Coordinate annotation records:
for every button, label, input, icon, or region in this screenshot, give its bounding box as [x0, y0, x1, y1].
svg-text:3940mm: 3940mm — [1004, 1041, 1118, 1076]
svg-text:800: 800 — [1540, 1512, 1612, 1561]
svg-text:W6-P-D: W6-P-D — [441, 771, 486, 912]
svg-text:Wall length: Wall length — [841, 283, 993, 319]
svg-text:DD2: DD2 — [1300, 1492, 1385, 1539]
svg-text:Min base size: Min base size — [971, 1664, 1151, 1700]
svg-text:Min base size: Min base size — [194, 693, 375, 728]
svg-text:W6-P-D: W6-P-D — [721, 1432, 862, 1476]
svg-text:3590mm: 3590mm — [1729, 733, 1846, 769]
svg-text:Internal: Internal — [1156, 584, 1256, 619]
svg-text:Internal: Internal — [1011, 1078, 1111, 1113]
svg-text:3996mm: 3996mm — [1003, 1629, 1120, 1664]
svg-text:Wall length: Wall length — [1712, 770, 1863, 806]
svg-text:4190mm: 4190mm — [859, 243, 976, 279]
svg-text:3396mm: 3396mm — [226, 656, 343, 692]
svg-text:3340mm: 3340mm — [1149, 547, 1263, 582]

* * *

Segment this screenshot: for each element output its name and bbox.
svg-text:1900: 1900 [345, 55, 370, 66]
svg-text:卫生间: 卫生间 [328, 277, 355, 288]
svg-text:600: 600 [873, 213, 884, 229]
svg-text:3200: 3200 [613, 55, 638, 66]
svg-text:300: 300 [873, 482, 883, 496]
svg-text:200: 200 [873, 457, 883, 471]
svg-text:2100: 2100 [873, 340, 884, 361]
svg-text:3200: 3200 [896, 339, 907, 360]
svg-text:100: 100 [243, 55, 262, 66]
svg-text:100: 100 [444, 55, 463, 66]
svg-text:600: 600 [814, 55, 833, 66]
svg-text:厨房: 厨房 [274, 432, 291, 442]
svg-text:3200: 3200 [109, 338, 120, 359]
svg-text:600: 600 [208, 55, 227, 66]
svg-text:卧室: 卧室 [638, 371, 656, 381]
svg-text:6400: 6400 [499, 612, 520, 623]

* * *

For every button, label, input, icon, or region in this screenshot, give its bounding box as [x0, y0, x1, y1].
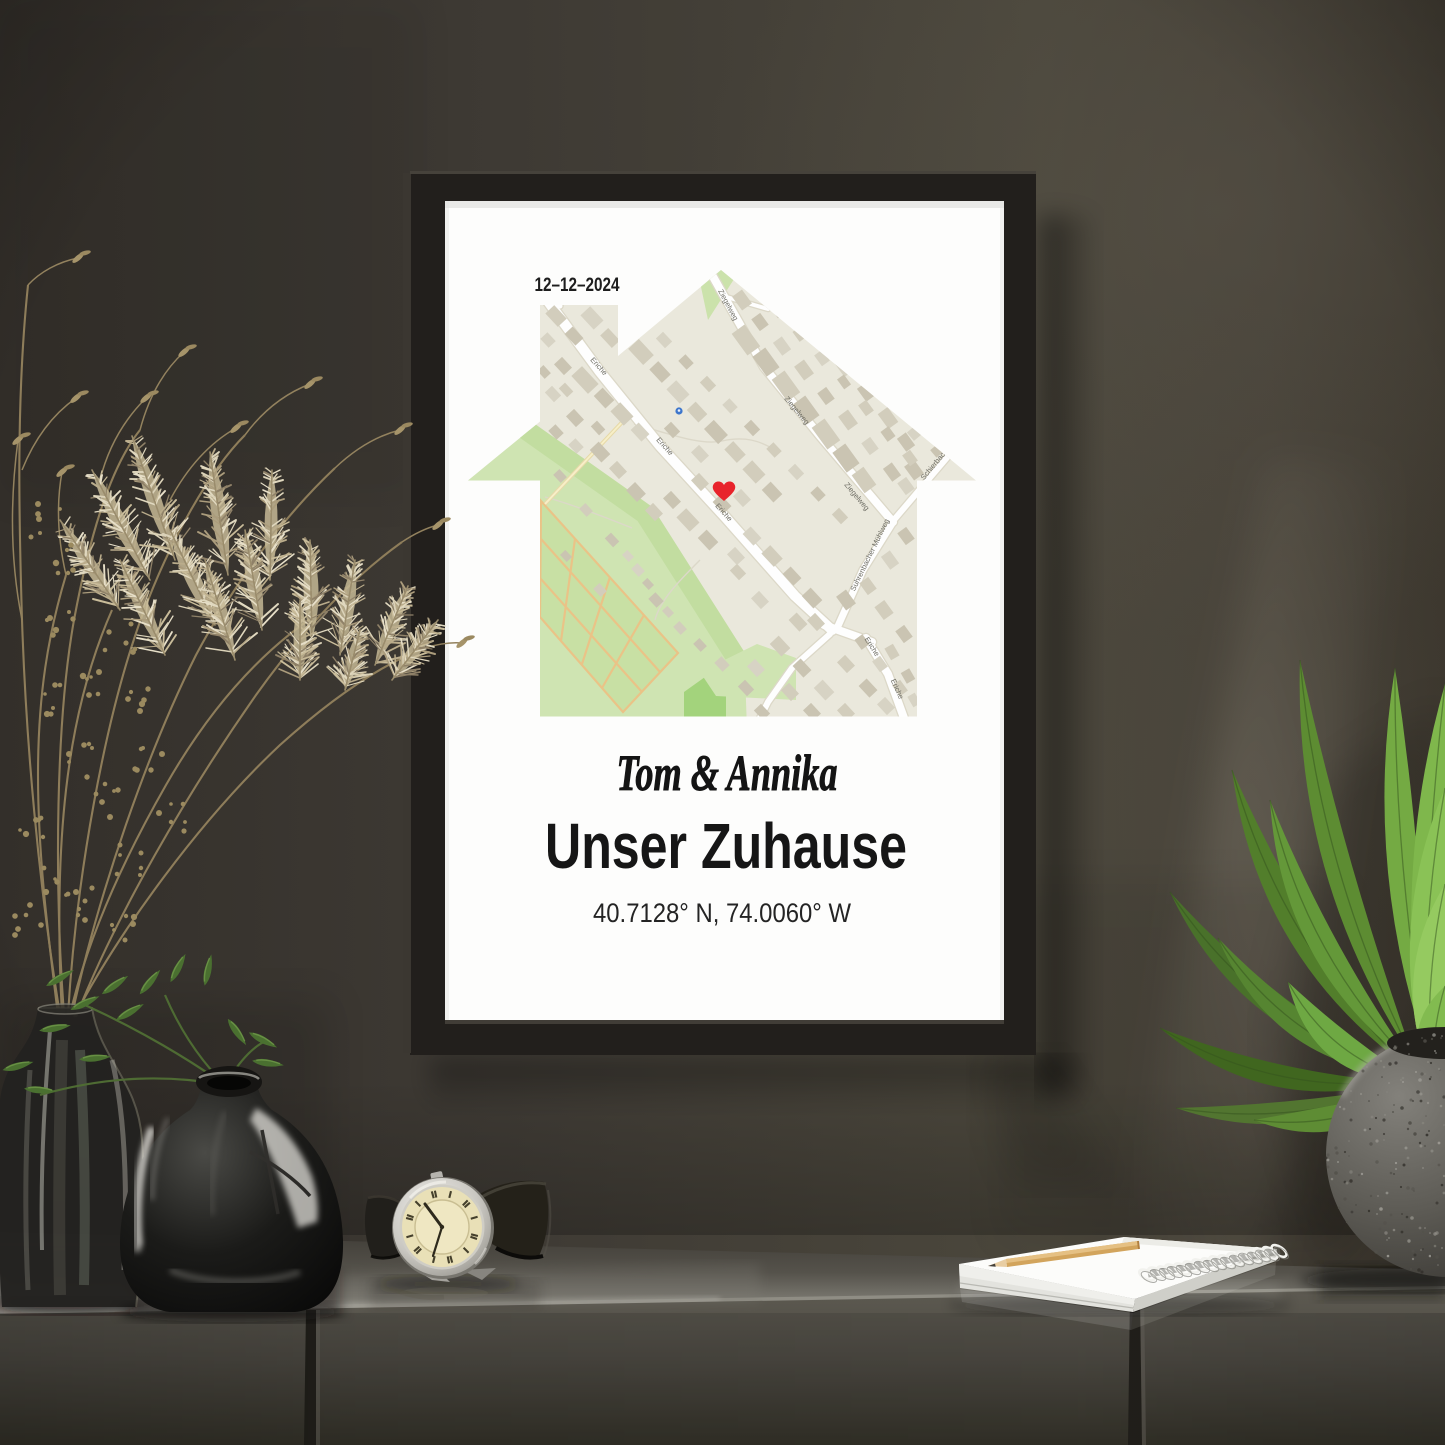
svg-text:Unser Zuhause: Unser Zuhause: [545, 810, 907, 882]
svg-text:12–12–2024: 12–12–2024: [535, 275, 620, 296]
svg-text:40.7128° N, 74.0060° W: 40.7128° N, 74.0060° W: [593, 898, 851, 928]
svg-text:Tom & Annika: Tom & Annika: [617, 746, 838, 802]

> _Task requirements_:
Which lines above contain the word "every"? Copy each of them in full.

> _Response for this exercise_:
for every button, label, input, icon, or region in this screenshot, give its bounding box as [x0, y0, x1, y1].
For every button, label, input, icon, or region in this screenshot, give its bounding box as [x0, y0, x1, y1].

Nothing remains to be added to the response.